* start *

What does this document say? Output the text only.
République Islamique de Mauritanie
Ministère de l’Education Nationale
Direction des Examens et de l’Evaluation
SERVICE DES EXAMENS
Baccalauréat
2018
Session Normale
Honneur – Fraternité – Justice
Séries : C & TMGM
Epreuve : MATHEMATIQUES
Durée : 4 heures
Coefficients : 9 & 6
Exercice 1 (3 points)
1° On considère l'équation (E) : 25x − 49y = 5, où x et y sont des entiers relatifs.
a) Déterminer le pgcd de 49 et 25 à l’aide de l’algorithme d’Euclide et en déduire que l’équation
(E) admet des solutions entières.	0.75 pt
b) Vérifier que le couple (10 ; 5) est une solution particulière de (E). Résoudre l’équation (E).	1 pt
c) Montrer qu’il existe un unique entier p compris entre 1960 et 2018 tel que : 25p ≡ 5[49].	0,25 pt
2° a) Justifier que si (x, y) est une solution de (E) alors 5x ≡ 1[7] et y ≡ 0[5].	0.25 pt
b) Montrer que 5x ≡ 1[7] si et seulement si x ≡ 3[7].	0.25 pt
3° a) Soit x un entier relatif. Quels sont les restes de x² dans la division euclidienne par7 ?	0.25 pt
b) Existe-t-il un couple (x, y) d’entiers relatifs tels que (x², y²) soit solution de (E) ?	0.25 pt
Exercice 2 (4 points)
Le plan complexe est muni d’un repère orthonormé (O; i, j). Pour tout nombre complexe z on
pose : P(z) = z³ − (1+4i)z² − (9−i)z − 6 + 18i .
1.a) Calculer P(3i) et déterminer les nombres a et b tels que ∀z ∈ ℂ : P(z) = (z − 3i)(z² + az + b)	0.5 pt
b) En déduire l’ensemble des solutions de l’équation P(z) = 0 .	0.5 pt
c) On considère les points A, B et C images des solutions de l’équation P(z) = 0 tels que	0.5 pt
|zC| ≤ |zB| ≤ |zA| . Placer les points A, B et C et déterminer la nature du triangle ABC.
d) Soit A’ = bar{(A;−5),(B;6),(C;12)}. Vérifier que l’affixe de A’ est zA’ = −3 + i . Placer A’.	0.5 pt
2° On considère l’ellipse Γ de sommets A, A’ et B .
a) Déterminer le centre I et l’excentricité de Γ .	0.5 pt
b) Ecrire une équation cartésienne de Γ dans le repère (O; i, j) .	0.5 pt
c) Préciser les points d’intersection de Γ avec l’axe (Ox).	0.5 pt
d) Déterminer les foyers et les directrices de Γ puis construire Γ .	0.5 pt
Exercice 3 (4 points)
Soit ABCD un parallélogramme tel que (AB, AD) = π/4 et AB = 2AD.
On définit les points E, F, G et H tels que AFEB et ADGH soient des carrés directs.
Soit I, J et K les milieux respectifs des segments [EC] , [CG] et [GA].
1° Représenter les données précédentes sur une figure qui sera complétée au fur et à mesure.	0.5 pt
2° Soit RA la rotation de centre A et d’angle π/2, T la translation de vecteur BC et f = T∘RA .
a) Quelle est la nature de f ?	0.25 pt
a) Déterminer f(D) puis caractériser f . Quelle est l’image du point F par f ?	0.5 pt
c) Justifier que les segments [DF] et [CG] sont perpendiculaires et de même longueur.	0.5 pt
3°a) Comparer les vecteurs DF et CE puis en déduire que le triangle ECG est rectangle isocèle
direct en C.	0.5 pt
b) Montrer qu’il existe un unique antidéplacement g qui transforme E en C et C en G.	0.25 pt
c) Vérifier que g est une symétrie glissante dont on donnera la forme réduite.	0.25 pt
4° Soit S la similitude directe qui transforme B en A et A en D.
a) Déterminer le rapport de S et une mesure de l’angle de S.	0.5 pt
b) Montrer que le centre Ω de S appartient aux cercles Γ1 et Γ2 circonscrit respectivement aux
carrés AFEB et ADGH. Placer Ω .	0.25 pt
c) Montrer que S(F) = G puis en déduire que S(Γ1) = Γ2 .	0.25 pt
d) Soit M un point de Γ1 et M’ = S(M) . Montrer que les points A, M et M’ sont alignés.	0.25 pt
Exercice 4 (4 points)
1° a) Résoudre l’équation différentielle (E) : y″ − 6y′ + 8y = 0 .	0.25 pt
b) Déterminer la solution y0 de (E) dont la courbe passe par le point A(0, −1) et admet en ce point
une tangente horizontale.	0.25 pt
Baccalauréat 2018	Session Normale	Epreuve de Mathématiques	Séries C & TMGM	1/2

* end *

Transcribe the material above in its entirety. Match it exactly.

● **Exercise solution**
What does this document say? Output the text only.
République Islamique de Mauritanie
Ministère de l’Education Nationale
Direction des Examens et de l’Evaluation
SERVICE DES EXAMENS
Baccalauréat
2018
Session Normale
Honneur – Fraternité – Justice
Séries : C & TMGM
Epreuve : MATHEMATIQUES
Durée : 4 heures
Coefficients : 9 & 6
Exercice 1 (3 points)
1° On considère l'équation (E) : 25x − 49y = 5, où x et y sont des entiers relatifs.
a) Déterminer le pgcd de 49 et 25 à l’aide de l’algorithme d’Euclide et en déduire que l’équation
(E) admet des solutions entières.	0.75 pt
b) Vérifier que le couple (10 ; 5) est une solution particulière de (E). Résoudre l’équation (E).	1 pt
c) Montrer qu’il existe un unique entier p compris entre 1960 et 2018 tel que : 25p ≡ 5[49].	0,25 pt
2° a) Justifier que si (x, y) est une solution de (E) alors 5x ≡ 1[7] et y ≡ 0[5].	0.25 pt
b) Montrer que 5x ≡ 1[7] si et seulement si x ≡ 3[7].	0.25 pt
3° a) Soit x un entier relatif. Quels sont les restes de x² dans la division euclidienne par7 ?	0.25 pt
b) Existe-t-il un couple (x, y) d’entiers relatifs tels que (x², y²) soit solution de (E) ?	0.25 pt
Exercice 2 (4 points)
Le plan complexe est muni d’un repère orthonormé (O; i, j). Pour tout nombre complexe z on
pose : P(z) = z³ − (1+4i)z² − (9−i)z − 6 + 18i .
1.a) Calculer P(3i) et déterminer les nombres a et b tels que ∀z ∈ ℂ : P(z) = (z − 3i)(z² + az + b)	0.5 pt
b) En déduire l’ensemble des solutions de l’équation P(z) = 0 .	0.5 pt
c) On considère les points A, B et C images des solutions de l’équation P(z) = 0 tels que	0.5 pt
|zC| ≤ |zB| ≤ |zA| . Placer les points A, B et C et déterminer la nature du triangle ABC.
d) Soit A’ = bar{(A;−5),(B;6),(C;12)}. Vérifier que l’affixe de A’ est zA’ = −3 + i . Placer A’.	0.5 pt
2° On considère l’ellipse Γ de sommets A, A’ et B .
a) Déterminer le centre I et l’excentricité de Γ .	0.5 pt
b) Ecrire une équation cartésienne de Γ dans le repère (O; i, j) .	0.5 pt
c) Préciser les points d’intersection de Γ avec l’axe (Ox).	0.5 pt
d) Déterminer les foyers et les directrices de Γ puis construire Γ .	0.5 pt
Exercice 3 (4 points)
Soit ABCD un parallélogramme tel que (AB, AD) = π/4 et AB = 2AD.
On définit les points E, F, G et H tels que AFEB et ADGH soient des carrés directs.
Soit I, J et K les milieux respectifs des segments [EC] , [CG] et [GA].
1° Représenter les données précédentes sur une figure qui sera complétée au fur et à mesure.	0.5 pt
2° Soit RA la rotation de centre A et d’angle π/2, T la translation de vecteur BC et f = T∘RA .
a) Quelle est la nature de f ?	0.25 pt
a) Déterminer f(D) puis caractériser f . Quelle est l’image du point F par f ?	0.5 pt
c) Justifier que les segments [DF] et [CG] sont perpendiculaires et de même longueur.	0.5 pt
3°a) Comparer les vecteurs DF et CE puis en déduire que le triangle ECG est rectangle isocèle
direct en C.	0.5 pt
b) Montrer qu’il existe un unique antidéplacement g qui transforme E en C et C en G.	0.25 pt
c) Vérifier que g est une symétrie glissante dont on donnera la forme réduite.	0.25 pt
4° Soit S la similitude directe qui transforme B en A et A en D.
a) Déterminer le rapport de S et une mesure de l’angle de S.	0.5 pt
b) Montrer que le centre Ω de S appartient aux cercles Γ1 et Γ2 circonscrit respectivement aux
carrés AFEB et ADGH. Placer Ω .	0.25 pt
c) Montrer que S(F) = G puis en déduire que S(Γ1) = Γ2 .	0.25 pt
d) Soit M un point de Γ1 et M’ = S(M) . Montrer que les points A, M et M’ sont alignés.	0.25 pt
Exercice 4 (4 points)
1° a) Résoudre l’équation différentielle (E) : y″ − 6y′ + 8y = 0 .	0.25 pt
b) Déterminer la solution y0 de (E) dont la courbe passe par le point A(0, −1) et admet en ce point
une tangente horizontale.	0.25 pt
Baccalauréat 2018	Session Normale	Epreuve de Mathématiques	Séries C & TMGM	1/2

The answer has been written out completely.